BEGIN

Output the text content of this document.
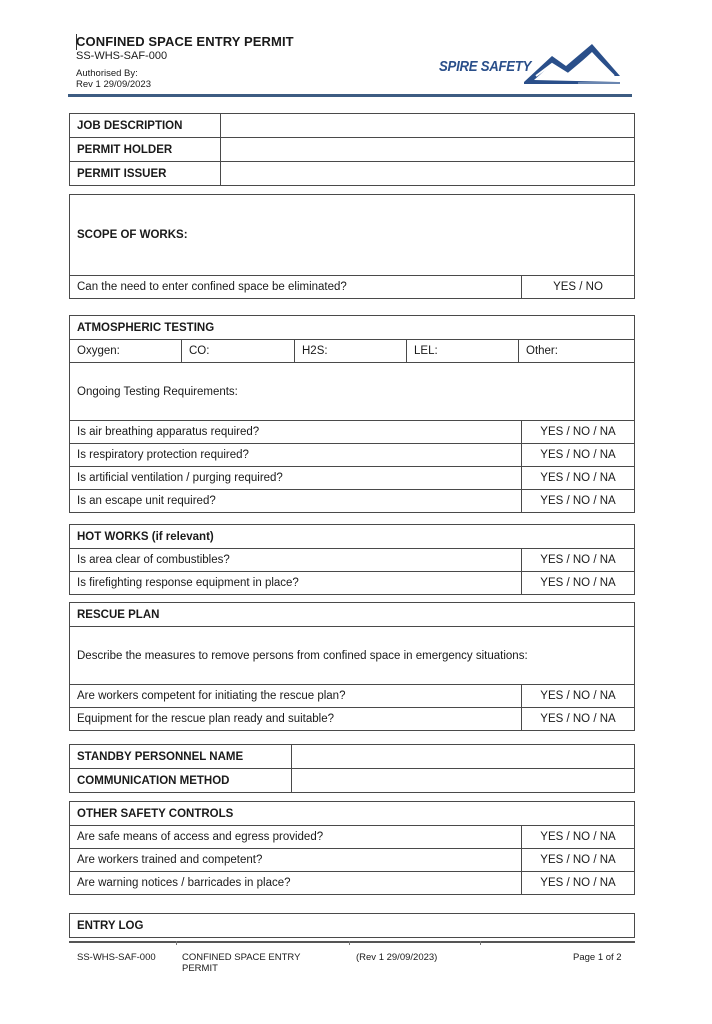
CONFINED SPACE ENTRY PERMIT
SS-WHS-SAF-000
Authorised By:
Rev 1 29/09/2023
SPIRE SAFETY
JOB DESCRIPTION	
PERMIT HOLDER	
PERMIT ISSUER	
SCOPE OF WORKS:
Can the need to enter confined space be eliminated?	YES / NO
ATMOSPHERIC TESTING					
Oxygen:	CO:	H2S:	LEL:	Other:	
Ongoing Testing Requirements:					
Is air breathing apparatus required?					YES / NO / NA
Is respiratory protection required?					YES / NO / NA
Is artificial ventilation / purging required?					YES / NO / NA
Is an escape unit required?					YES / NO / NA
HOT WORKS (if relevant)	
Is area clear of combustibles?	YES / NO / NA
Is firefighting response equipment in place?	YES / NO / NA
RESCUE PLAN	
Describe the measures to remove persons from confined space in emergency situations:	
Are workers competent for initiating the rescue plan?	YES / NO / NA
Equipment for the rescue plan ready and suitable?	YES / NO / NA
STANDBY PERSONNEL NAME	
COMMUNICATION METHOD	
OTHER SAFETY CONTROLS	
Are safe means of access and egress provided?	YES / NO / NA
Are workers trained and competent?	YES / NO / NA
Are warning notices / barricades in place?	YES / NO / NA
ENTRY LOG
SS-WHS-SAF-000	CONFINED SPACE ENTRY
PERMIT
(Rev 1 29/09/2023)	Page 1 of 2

END

**What the task asks**
Every line above should be repeated exactly; pictures stay out of the copy.

**Written answer**
Output the text content of this document.
CONFINED SPACE ENTRY PERMIT
SS-WHS-SAF-000
Authorised By:
Rev 1 29/09/2023
SPIRE SAFETY
JOB DESCRIPTION	
PERMIT HOLDER	
PERMIT ISSUER	
SCOPE OF WORKS:
Can the need to enter confined space be eliminated?	YES / NO
ATMOSPHERIC TESTING					
Oxygen:	CO:	H2S:	LEL:	Other:	
Ongoing Testing Requirements:					
Is air breathing apparatus required?					YES / NO / NA
Is respiratory protection required?					YES / NO / NA
Is artificial ventilation / purging required?					YES / NO / NA
Is an escape unit required?					YES / NO / NA
HOT WORKS (if relevant)	
Is area clear of combustibles?	YES / NO / NA
Is firefighting response equipment in place?	YES / NO / NA
RESCUE PLAN	
Describe the measures to remove persons from confined space in emergency situations:	
Are workers competent for initiating the rescue plan?	YES / NO / NA
Equipment for the rescue plan ready and suitable?	YES / NO / NA
STANDBY PERSONNEL NAME	
COMMUNICATION METHOD	
OTHER SAFETY CONTROLS	
Are safe means of access and egress provided?	YES / NO / NA
Are workers trained and competent?	YES / NO / NA
Are warning notices / barricades in place?	YES / NO / NA
ENTRY LOG
SS-WHS-SAF-000	CONFINED SPACE ENTRY
PERMIT
(Rev 1 29/09/2023)	Page 1 of 2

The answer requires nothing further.